Data in this exercise:
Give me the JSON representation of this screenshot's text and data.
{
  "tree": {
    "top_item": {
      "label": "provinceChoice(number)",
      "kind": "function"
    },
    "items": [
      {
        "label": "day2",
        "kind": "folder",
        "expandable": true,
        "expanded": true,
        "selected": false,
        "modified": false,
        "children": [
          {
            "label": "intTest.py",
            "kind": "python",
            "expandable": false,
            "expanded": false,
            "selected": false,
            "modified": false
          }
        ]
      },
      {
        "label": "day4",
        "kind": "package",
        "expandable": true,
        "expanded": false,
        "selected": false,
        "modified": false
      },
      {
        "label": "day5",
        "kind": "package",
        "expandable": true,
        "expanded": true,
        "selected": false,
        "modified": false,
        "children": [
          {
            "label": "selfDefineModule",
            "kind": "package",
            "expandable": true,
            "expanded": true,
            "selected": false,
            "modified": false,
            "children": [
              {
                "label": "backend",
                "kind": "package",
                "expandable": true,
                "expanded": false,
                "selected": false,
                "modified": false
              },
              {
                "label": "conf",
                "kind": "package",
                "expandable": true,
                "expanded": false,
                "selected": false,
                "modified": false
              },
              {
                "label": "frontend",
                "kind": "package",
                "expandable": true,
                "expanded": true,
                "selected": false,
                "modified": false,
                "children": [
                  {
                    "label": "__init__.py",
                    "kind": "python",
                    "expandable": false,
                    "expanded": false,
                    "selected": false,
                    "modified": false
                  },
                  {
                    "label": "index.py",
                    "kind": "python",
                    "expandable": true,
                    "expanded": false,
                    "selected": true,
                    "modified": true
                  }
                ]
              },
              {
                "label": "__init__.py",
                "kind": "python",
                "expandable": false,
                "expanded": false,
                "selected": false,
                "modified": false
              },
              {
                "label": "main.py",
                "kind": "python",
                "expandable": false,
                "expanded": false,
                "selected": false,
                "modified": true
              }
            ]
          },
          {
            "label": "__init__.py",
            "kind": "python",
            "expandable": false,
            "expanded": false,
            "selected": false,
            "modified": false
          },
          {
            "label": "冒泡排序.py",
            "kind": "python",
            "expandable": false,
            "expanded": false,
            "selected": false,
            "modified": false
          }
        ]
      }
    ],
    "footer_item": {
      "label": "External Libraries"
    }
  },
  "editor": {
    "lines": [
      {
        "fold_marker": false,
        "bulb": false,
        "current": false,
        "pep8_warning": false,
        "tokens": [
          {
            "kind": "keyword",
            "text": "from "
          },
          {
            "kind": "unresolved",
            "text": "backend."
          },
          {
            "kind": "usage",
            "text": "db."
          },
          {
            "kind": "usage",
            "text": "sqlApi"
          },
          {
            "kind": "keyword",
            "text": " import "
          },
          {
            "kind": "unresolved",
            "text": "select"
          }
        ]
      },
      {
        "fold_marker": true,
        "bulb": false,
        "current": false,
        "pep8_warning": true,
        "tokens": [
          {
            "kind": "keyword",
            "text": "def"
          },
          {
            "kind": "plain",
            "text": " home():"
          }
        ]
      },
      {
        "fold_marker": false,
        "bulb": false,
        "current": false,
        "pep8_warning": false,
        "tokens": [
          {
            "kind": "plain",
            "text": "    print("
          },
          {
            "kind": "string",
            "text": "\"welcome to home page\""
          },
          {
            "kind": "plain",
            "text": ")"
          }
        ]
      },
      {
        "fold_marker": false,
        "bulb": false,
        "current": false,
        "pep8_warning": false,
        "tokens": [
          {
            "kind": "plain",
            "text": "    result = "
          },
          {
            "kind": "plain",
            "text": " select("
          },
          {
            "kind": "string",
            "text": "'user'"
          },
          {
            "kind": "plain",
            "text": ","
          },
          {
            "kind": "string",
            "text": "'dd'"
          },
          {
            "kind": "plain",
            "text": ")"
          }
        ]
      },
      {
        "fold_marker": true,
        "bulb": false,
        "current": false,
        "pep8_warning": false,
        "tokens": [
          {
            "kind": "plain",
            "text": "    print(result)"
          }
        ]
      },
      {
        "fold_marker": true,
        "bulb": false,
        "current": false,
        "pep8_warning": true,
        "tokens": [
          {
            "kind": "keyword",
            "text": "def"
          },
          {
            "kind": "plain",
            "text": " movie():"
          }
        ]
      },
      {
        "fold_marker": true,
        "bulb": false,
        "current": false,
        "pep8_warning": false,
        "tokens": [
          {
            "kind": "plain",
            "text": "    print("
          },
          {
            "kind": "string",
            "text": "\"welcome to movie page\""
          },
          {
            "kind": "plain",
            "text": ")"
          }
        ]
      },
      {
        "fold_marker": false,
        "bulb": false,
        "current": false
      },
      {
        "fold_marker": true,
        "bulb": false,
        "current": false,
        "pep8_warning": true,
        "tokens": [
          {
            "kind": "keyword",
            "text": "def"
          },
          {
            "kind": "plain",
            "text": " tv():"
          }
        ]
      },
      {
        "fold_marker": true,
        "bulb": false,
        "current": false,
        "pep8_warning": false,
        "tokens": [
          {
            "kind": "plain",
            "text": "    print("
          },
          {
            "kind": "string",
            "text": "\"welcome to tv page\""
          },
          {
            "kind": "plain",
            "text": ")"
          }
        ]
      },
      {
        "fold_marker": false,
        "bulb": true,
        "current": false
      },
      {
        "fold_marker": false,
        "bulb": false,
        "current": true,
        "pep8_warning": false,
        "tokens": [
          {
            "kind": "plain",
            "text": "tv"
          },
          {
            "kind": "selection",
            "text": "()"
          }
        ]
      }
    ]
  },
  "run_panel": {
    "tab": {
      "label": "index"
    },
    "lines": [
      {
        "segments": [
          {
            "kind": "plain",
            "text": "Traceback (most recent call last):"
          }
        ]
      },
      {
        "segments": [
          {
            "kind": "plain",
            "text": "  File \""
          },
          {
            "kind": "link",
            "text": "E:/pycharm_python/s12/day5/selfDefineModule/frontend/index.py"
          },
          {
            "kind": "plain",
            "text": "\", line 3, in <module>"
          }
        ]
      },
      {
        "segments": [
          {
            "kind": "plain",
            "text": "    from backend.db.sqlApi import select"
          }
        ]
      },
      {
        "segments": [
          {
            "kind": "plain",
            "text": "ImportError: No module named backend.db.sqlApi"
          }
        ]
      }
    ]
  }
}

Work instructions: Read the entries and select each line where the word "backend" is found.

Result:
                "label": "backend",
            "text": "backend."
            "text": "    from backend.db.sqlApi import select"
            "text": "ImportError: No module named backend.db.sqlApi"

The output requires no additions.